> **Problem requirements**
Provide only the number of lines in the data below that contain the string "Temperature".

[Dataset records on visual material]

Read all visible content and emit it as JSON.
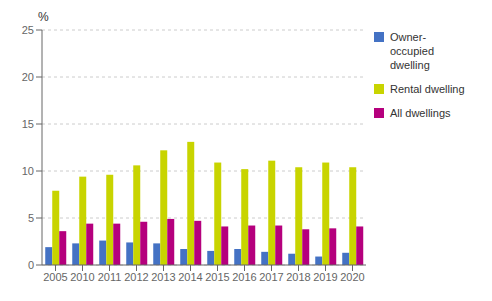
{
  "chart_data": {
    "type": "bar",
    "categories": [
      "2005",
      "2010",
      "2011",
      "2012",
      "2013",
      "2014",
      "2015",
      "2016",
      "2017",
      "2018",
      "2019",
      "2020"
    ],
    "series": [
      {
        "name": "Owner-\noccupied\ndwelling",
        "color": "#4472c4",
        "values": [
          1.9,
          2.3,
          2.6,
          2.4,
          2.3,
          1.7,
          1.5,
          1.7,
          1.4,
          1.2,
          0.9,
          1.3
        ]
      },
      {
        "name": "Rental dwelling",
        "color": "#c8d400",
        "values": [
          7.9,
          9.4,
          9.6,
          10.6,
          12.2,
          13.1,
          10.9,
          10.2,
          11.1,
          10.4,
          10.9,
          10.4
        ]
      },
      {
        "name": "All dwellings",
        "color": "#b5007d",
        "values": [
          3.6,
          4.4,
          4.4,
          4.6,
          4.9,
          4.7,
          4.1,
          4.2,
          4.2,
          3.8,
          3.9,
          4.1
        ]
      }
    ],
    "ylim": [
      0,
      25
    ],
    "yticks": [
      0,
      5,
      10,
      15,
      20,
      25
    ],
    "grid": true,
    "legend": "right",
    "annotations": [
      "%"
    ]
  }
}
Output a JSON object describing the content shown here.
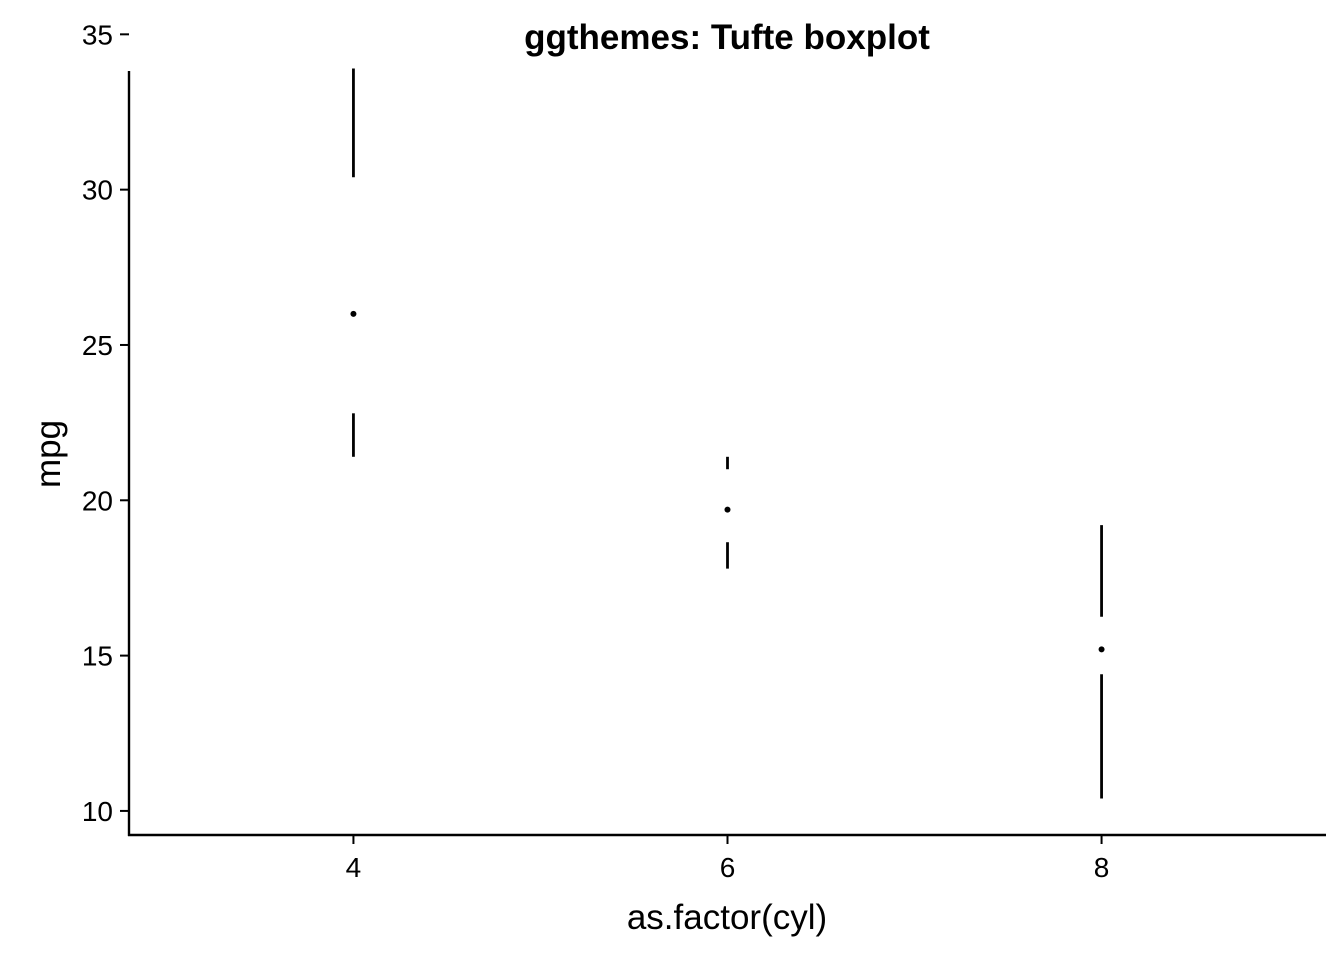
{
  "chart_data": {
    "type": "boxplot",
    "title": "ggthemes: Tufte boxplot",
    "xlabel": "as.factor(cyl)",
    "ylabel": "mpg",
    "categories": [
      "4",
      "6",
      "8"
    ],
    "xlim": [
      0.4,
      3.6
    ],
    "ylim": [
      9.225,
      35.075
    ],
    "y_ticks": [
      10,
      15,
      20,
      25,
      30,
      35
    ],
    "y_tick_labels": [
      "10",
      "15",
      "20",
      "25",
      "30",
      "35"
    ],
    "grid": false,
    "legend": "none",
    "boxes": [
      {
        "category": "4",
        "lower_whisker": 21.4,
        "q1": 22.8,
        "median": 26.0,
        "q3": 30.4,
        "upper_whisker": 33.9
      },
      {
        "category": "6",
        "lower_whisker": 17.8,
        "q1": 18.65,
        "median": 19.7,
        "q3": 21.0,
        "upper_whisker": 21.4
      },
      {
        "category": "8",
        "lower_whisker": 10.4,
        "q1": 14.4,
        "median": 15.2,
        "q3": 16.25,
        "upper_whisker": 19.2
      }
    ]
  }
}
...
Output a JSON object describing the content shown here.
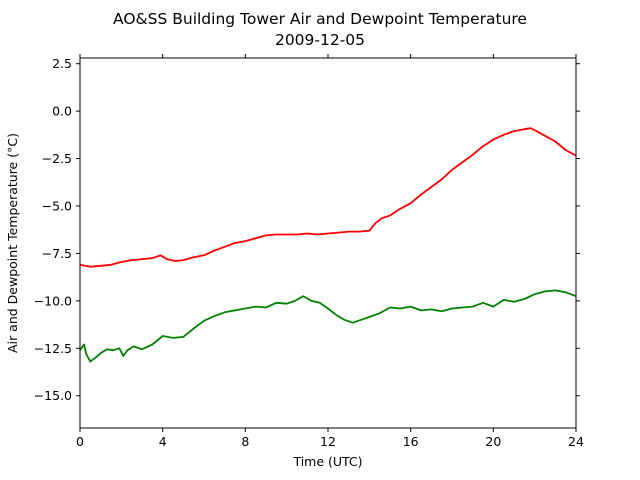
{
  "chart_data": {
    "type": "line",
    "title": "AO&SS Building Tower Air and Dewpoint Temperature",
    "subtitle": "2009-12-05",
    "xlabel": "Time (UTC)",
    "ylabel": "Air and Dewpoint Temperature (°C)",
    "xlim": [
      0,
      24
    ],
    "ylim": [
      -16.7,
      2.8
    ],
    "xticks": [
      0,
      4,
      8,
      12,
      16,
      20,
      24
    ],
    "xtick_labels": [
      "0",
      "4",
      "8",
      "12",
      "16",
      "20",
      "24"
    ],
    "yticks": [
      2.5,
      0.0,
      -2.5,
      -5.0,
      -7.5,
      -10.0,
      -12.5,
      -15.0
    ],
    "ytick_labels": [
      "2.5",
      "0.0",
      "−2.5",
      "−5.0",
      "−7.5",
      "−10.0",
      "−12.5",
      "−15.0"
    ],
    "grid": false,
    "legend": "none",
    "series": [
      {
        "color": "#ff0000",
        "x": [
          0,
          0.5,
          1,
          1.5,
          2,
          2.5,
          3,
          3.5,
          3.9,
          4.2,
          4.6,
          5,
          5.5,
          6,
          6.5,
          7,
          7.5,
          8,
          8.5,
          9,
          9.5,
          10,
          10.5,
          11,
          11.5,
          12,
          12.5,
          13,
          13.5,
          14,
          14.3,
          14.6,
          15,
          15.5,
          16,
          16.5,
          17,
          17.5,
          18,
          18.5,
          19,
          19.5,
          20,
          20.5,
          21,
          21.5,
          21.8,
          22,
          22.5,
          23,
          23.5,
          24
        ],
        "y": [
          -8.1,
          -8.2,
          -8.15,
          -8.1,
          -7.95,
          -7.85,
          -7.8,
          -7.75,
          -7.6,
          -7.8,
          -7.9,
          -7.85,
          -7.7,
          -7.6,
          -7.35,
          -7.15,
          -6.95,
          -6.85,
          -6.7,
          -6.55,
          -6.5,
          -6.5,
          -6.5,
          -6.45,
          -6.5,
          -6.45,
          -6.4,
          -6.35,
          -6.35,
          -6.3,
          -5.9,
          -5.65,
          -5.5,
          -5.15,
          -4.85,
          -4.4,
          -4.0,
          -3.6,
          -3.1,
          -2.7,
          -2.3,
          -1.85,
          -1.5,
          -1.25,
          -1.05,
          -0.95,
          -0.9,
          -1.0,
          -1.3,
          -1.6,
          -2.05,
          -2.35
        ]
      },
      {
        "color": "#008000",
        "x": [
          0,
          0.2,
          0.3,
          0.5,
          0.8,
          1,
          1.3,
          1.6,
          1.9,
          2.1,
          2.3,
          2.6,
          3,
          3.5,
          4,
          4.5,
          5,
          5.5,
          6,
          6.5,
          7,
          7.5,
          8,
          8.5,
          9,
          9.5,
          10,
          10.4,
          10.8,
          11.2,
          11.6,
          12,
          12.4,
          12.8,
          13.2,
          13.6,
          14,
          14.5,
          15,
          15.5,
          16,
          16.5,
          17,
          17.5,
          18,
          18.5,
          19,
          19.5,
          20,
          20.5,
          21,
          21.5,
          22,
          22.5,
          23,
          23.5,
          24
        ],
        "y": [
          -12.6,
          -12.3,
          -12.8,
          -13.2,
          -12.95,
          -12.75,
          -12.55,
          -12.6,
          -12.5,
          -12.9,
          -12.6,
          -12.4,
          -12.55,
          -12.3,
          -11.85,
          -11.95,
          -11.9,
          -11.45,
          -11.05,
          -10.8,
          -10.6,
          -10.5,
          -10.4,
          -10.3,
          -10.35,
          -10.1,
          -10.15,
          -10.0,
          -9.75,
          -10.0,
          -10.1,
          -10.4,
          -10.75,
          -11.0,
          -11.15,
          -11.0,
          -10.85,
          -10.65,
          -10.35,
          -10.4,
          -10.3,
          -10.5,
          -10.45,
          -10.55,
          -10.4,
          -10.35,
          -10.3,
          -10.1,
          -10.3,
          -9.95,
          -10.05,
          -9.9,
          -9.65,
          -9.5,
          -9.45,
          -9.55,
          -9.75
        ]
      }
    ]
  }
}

> **Result below**
2